__Problem statement__.
Lines containing the word "logo" are to be located and copied.

[Some records]
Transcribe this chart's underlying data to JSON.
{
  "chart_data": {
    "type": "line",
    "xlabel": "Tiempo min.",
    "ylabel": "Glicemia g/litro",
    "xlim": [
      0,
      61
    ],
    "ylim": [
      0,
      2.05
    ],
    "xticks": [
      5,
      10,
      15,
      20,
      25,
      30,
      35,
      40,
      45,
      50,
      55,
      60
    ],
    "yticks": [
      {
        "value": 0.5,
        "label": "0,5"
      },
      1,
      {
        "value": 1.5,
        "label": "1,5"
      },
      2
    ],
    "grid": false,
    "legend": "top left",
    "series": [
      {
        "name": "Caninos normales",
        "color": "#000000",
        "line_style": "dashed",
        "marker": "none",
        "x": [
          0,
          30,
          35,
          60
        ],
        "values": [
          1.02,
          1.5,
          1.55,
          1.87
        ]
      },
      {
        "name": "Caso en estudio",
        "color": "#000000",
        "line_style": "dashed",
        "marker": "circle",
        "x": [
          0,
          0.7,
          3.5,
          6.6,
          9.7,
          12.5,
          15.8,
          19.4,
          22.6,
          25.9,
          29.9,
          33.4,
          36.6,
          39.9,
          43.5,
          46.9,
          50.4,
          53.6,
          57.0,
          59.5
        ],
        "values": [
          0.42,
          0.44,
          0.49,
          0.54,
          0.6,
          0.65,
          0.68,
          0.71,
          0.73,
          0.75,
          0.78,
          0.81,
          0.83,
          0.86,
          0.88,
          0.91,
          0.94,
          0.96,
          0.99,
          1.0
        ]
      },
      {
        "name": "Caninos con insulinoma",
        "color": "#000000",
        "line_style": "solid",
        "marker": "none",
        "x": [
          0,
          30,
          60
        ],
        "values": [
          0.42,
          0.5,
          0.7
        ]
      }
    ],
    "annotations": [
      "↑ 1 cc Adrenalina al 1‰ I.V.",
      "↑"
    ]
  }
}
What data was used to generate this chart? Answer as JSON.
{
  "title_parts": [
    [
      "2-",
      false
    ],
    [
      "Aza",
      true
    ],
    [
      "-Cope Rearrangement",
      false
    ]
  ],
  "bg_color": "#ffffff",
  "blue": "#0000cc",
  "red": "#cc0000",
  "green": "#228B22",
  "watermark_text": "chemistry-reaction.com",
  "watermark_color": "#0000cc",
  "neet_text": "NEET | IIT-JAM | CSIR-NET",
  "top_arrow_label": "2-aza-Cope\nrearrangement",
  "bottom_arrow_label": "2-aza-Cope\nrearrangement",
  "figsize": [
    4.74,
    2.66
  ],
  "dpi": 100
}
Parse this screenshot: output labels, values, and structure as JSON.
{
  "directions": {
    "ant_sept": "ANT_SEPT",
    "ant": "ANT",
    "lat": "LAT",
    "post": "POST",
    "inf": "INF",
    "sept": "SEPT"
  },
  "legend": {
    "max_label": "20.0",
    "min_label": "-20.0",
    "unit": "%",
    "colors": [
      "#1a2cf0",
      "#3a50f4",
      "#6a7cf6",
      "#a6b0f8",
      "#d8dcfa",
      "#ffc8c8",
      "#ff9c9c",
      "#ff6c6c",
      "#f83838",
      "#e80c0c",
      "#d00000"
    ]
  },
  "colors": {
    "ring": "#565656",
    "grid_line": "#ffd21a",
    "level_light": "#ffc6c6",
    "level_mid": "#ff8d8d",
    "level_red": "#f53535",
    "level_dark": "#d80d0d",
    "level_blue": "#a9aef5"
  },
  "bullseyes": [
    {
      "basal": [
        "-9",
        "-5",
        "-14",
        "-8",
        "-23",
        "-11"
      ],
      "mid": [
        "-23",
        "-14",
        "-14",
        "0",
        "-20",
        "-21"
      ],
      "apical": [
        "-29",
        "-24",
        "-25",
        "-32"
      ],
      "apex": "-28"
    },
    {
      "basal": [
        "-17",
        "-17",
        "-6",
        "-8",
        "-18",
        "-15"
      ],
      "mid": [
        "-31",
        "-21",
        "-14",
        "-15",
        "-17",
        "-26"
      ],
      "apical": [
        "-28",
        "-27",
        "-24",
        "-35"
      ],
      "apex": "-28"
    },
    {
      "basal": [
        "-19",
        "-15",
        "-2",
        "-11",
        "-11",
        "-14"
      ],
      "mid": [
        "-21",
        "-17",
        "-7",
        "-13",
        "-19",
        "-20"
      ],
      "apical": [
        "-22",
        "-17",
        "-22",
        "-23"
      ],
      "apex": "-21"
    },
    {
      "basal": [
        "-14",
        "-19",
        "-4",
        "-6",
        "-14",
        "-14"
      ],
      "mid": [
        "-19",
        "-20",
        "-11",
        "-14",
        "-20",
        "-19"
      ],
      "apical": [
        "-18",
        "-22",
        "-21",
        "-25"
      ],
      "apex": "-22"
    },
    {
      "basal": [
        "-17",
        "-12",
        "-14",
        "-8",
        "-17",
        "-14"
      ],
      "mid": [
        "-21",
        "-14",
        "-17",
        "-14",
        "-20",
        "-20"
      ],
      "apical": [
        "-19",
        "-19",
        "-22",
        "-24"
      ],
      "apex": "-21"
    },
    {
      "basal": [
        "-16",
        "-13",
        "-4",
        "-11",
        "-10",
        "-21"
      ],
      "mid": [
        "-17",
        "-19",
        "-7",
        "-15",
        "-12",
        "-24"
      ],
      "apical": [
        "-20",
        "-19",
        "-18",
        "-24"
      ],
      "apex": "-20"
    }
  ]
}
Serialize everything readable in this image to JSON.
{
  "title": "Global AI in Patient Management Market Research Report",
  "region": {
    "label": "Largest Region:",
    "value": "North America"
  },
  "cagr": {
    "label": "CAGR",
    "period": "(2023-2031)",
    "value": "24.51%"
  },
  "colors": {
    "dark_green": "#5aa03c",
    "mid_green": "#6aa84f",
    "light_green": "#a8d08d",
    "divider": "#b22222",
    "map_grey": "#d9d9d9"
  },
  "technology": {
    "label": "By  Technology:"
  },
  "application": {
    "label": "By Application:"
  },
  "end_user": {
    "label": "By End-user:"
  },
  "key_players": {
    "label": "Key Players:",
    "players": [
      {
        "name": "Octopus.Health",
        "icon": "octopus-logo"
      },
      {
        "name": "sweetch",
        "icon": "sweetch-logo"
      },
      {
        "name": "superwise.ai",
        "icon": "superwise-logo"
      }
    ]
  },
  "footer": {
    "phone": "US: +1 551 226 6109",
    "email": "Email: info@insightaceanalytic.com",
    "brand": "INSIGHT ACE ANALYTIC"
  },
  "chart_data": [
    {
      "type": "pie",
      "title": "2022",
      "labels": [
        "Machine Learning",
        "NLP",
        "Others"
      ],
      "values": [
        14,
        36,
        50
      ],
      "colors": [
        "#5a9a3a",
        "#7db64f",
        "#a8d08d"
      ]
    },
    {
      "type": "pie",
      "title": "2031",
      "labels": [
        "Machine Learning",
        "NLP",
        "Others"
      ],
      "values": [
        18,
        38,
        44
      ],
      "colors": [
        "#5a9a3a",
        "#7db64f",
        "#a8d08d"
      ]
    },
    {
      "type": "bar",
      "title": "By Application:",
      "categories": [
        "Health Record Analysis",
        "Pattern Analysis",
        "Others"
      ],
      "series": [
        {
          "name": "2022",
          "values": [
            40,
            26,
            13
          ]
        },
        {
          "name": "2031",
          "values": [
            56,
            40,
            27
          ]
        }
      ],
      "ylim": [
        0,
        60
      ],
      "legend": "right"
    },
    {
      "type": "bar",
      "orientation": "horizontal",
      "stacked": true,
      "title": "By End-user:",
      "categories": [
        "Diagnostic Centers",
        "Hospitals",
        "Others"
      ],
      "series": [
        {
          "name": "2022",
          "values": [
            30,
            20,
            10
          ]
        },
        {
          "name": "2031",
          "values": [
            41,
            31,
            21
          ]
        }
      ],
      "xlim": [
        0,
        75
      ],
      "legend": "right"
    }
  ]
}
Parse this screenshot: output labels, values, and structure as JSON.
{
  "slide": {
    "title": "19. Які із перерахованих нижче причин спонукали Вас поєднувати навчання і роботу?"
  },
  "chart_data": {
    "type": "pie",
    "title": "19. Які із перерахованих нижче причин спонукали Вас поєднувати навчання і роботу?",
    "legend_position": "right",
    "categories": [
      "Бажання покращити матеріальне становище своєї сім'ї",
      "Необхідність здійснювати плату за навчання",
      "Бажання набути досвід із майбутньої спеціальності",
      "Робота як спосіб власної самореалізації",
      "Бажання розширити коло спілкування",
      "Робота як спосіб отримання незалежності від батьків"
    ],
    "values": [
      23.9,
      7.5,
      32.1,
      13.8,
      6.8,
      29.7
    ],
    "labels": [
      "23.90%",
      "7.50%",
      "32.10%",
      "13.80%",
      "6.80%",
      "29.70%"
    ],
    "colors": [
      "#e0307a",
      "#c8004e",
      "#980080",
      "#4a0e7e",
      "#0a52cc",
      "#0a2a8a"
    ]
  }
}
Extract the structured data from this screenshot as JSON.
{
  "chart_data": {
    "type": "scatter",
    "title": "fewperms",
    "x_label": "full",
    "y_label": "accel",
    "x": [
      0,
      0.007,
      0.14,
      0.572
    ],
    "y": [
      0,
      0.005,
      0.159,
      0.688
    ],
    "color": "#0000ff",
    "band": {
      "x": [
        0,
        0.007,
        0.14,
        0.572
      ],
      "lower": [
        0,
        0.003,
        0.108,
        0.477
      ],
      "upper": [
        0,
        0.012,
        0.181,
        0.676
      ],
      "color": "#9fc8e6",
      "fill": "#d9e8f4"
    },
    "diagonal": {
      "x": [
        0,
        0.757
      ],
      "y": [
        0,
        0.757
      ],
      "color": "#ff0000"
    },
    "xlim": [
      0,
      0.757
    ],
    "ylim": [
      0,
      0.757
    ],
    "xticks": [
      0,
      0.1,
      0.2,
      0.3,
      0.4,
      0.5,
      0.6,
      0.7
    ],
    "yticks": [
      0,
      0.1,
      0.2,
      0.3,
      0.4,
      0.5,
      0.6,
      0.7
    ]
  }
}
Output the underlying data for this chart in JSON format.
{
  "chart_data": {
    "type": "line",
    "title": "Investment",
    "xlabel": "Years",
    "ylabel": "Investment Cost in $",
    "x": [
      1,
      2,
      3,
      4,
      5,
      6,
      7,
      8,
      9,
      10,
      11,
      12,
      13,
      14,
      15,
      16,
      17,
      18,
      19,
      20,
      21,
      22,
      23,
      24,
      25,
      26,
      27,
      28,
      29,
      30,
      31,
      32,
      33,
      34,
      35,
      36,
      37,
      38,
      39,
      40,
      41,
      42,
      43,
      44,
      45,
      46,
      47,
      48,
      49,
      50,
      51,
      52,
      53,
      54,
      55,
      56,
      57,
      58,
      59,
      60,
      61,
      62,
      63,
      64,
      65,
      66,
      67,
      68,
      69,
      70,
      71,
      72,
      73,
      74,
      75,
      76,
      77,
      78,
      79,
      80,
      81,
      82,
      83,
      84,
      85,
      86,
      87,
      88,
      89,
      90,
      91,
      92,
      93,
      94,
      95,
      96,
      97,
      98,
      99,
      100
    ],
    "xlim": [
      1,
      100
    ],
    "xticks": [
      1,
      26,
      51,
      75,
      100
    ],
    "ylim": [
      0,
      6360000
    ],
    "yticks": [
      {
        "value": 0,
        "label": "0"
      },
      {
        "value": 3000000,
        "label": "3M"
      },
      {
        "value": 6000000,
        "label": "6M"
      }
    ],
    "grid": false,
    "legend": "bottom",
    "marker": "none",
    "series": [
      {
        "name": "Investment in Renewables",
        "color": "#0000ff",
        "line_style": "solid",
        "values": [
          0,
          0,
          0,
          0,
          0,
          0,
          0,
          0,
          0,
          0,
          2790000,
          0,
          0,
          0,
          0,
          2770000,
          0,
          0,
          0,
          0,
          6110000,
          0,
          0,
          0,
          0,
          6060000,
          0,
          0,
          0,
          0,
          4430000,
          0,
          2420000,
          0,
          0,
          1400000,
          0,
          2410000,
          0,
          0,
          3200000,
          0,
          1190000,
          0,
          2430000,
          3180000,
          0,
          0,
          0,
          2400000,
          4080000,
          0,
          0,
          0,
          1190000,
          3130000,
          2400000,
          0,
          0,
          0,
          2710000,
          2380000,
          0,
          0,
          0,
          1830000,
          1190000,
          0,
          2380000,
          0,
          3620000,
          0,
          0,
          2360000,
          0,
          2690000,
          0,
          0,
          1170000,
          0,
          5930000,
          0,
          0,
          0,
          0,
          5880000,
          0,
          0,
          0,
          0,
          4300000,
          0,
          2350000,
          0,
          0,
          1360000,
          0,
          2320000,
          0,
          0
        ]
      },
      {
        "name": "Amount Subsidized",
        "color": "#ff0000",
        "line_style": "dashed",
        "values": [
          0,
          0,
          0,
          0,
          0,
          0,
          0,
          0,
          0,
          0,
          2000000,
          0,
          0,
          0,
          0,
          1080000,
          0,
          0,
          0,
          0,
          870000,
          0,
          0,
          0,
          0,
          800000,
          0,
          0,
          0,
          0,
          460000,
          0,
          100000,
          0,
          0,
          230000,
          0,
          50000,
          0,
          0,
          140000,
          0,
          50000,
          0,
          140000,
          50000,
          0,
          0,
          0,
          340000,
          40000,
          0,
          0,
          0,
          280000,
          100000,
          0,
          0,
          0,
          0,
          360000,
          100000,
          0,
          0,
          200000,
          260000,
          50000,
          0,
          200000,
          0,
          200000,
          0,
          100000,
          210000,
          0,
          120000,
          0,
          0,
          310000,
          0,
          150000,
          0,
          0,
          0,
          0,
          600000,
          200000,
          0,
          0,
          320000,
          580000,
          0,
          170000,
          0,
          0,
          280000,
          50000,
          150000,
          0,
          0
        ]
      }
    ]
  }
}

__Exercise answer__.
        "icon": "octopus-logo"
        "icon": "sweetch-logo"
        "icon": "superwise-logo"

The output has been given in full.